> **The problem**:
Proceed with the wiki page on custom C++ types in the SDK, picking up right after its final sentence.

Eugene Palchukovsky edited this page Jul 11, 2026 · 2 revisions

Custom C++ Types

The C++ SDK lets a project carry its own order and execution-report payload types through the pre-trade engine. A client payload type derives from the polymorphic base openpit::Order or openpit::ExecutionReport; the adapter templates in openpit/adapters.hpp recover the concrete type at the policy boundary and hand the typed value to the policy callback. Project-specific fields (strategy tag, desk identifier, venue annotation) are therefore always available to the policy without a side-channel or a manual cast from an opaque handle.

When to Use

Use a custom payload type when:

  • the order or report carries fields the engine model does not own (strategy tag, exchange annotation, client metadata);
  • you want those fields delivered to a policy callback with their concrete type, not as a base reference;
  • you prefer a typed policy object over reading raw payload groups out of openpit::model::Order.

If openpit::model::Order and openpit::model::ExecutionReport already cover the integration, the built-in policy configurations and the plain pipeline are simpler and carry no downcast cost. See Policies and Pre-trade Pipeline.

Building Blocks

The custom-type seam is three cooperating pieces from openpit/adapters.hpp, openpit/model.hpp, and openpit/pretrade/custom_policy.hpp.

Piece Role Header
openpit::Order / openpit::ExecutionReport Polymorphic bases the client payload derives from; the adapter downcasts to recover the concrete type. openpit/model.hpp
StartPolicyAdapter / PolicyAdapter Bridge a typed client policy to the start-stage and main-stage callback signatures the engine expects. openpit/adapters.hpp
CastMode::SafeSlow / CastMode::UnsafeFast The cast strategy each adapter uses to turn the base reference back into the client type. openpit/adapters.hpp
CustomPolicy<Handler> Owning RAII policy that registers the adapter on the engine builder through the C ABI custom-policy vtable. openpit/pretrade/custom_policy.hpp

Client policy surface

A client policy is a plain C++ object. The adapters detect each hook by its signature, so a policy implements only the hooks it needs:

  • std::string_view Name() const - stable policy name (required by the adapters).
  • std::optional<Reject> CheckPreTradeStart(const ClientOrder&) const - start-stage check; return an engaged Reject to reject, std::nullopt to accept.
  • void PerformPreTradeCheck(const ClientOrder&, const Context&, tx::Mutations&, Result&, PolicyDecision&) const - main-stage check; push zero or more rejects into the PolicyDecision, and optionally register mutations or push lock prices / outcomes into the collectors.
  • std::vector<accounts::AccountBlock> ApplyExecutionReport(const PostTradeContext&, const ClientReport&, PostTradeAdjustments&) const - post-trade hook; return the account blocks (kill-switch state) raised, and optionally push group-tagged outcomes into the collector.

Data drawn from a collection:

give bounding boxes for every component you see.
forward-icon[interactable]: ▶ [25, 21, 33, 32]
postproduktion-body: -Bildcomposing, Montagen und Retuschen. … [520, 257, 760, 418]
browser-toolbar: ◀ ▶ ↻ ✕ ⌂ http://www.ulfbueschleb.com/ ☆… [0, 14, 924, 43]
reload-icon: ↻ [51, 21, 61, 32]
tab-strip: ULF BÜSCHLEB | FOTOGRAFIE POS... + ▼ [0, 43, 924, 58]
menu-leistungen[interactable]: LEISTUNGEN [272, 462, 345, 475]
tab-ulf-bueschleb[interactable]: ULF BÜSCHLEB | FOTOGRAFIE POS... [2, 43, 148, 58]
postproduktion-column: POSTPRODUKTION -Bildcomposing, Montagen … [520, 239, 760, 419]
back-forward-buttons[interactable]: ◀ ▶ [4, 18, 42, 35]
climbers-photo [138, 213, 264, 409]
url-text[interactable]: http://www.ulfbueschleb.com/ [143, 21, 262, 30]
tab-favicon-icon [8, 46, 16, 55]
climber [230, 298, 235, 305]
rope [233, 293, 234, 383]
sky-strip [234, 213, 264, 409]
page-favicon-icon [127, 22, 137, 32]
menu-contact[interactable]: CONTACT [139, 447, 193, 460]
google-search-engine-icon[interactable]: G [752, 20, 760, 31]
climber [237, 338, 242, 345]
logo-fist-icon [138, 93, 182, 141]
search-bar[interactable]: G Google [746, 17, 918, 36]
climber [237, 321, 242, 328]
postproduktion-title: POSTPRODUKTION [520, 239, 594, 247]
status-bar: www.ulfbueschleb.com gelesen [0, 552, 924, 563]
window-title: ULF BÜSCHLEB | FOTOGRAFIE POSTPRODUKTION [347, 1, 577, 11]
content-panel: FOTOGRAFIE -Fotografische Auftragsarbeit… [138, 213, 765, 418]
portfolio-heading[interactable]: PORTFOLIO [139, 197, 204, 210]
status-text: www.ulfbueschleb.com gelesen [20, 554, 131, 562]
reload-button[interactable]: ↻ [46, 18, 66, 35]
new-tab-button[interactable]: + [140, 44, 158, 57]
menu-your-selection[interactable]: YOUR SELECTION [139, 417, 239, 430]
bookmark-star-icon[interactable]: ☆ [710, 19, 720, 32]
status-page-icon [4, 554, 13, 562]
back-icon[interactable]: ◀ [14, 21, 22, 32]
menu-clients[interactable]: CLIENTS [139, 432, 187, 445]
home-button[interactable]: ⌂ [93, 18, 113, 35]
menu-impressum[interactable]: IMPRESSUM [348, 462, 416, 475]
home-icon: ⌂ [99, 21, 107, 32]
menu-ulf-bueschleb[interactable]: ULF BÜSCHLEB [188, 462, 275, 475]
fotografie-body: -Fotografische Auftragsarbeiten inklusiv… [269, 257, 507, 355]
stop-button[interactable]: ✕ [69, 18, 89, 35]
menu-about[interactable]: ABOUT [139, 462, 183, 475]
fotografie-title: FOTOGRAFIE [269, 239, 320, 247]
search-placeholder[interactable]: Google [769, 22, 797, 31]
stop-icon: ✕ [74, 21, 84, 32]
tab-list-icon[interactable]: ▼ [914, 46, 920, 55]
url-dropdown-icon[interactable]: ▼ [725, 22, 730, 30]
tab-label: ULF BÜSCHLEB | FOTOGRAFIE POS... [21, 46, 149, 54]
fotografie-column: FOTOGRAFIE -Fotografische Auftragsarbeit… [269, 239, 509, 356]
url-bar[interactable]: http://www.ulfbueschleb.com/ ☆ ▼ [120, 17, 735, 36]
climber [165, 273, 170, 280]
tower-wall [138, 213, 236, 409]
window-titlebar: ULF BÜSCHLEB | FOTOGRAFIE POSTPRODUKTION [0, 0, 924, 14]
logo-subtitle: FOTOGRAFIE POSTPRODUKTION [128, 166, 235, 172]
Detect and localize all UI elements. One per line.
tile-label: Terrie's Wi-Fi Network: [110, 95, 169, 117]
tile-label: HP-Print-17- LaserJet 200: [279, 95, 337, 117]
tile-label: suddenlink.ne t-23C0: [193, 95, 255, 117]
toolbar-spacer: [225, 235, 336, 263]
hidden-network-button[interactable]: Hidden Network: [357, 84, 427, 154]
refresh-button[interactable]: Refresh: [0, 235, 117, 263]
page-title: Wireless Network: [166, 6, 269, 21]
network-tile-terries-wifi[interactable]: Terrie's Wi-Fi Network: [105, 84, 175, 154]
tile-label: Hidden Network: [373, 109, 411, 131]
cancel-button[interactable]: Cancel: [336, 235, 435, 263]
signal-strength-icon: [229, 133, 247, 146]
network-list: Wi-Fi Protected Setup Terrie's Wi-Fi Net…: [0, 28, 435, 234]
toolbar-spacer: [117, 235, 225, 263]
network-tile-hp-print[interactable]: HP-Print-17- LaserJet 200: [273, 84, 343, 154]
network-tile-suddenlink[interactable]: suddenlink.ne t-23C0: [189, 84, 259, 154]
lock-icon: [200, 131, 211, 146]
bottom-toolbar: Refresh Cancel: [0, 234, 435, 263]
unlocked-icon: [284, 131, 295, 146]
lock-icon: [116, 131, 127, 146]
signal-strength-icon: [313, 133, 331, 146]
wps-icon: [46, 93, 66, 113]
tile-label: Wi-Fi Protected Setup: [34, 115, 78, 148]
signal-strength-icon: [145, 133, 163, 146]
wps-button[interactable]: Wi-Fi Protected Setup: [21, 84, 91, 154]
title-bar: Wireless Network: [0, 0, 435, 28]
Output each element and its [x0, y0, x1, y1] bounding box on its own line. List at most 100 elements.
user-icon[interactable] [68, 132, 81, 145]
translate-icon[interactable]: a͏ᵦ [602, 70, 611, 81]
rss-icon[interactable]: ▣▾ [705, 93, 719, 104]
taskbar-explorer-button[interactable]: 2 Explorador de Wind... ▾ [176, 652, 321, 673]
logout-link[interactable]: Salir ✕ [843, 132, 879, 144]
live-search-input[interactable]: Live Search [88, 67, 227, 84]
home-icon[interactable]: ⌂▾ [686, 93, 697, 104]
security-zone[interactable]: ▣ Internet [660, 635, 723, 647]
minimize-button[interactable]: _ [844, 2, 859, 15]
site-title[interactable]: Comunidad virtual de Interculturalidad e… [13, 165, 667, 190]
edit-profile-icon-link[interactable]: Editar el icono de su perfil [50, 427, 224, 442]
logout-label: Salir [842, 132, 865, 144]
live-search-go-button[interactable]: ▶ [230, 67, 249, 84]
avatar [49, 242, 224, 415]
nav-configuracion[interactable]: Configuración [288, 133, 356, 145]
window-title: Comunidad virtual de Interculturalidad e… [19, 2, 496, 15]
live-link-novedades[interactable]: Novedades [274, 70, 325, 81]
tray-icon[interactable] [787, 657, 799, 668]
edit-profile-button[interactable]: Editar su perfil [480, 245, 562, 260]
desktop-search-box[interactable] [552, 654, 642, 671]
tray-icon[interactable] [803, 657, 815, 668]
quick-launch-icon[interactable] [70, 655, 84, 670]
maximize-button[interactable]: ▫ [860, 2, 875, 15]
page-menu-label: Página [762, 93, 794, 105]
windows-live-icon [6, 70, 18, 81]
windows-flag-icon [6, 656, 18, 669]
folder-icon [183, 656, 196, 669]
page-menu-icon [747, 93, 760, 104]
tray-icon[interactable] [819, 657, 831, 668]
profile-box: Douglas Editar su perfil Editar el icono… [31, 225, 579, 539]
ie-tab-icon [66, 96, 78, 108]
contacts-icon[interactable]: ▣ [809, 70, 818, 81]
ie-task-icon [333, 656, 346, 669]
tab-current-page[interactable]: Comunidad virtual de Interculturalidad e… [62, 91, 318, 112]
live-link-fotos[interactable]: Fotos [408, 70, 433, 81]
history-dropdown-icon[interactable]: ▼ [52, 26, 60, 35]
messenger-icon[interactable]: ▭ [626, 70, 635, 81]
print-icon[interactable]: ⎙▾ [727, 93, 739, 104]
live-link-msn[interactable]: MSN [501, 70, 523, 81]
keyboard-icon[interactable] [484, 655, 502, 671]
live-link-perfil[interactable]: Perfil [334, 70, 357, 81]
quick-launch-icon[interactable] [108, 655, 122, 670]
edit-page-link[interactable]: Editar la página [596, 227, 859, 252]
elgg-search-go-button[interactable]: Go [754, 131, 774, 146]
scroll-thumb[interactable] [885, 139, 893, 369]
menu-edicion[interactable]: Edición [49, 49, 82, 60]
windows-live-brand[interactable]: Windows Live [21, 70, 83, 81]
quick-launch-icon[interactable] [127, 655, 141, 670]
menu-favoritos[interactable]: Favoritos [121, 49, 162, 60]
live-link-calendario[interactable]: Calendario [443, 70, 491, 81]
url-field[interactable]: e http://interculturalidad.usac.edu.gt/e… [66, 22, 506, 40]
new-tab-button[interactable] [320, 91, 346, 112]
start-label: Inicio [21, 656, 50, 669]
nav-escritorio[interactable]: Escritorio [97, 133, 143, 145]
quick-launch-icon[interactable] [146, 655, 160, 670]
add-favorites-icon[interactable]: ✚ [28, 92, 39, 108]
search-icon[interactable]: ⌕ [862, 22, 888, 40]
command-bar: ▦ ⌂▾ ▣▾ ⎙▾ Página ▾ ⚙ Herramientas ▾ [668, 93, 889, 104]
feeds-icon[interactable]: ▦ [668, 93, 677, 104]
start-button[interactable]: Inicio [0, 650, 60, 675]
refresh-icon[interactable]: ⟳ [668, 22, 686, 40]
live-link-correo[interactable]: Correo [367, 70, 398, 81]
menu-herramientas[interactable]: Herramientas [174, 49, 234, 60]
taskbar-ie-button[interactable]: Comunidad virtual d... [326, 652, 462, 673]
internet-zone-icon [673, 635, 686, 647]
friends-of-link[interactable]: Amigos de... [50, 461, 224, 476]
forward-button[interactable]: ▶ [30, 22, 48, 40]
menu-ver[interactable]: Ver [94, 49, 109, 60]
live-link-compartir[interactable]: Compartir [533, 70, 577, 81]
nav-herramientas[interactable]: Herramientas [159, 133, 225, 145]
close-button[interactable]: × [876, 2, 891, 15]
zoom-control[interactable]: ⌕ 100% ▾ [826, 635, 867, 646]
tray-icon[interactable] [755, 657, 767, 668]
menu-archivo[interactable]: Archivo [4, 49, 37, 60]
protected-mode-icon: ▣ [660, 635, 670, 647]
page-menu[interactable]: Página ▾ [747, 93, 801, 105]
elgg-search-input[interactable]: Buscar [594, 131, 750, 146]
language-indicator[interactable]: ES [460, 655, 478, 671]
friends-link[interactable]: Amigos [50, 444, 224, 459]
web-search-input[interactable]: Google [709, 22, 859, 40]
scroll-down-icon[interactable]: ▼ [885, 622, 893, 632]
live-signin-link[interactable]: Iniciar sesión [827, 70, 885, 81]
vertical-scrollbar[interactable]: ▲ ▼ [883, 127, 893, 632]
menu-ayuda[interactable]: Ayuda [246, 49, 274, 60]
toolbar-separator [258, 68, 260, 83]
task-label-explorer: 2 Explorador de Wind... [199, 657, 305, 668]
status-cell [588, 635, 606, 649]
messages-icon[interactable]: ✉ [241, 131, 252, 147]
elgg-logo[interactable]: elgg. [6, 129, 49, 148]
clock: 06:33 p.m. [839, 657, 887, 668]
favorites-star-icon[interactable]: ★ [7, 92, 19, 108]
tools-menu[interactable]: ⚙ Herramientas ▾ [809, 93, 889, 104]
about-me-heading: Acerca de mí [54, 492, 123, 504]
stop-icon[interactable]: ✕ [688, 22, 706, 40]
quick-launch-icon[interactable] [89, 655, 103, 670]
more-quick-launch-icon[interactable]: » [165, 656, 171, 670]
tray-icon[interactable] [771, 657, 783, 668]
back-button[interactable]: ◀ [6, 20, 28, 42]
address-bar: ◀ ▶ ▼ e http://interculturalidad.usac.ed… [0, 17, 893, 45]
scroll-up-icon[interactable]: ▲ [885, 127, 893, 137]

> **Exercise result**:
Callbacks run on the engine hot path. CustomPolicy catches an exception in the C trampoline and the invoking C++ method rethrows it after the native call returns, so no exception crosses the C ABI. Exceptions represent API failures; rejects remain values. In SafeSlow mode, an order payload mismatch is reported as a value reject (see below).

Step 1 - define the custom payload types

Derive the project types from the concrete openpit::model::Order and openpit::model::ExecutionReport models, then add the project fields. The concrete bases already implement the polymorphic EngineRaw() contract, so the engine can consume the standard fields while the adapter recovers the project type. Financial fields use the openpit::param value types, never double.

// A desk order carries the standard model fields plus a strategy tag the
// engine does not own. The inherited EngineRaw() submits the standard view.
struct StrategyOrder : public openpit::model::Order {
  std::string strategyTag;
};

// A desk report carries the standard model fields plus the venue execution id.
// Its inherited EngineRaw() lets ApplyExecutionReport preserve the dynamic
// type.
struct StrategyReport : public openpit::model::ExecutionReport {
  std::string venueExecId;
};

The inherited model keeps the standard groups (operation, margin, position, financial impact, and fill details) on the same object as the project fields. Its EngineRaw() override produces the C ABI view consumed by the engine.

Step 2 - write the typed policy

The policy works in terms of StrategyOrder and StrategyReport. Each callback receives the concrete client type directly - no cast in the policy body.

class StrategyTagPolicy {
 public:
  explicit StrategyTagPolicy(std::shared_ptr<std::string> appliedVenueExecId)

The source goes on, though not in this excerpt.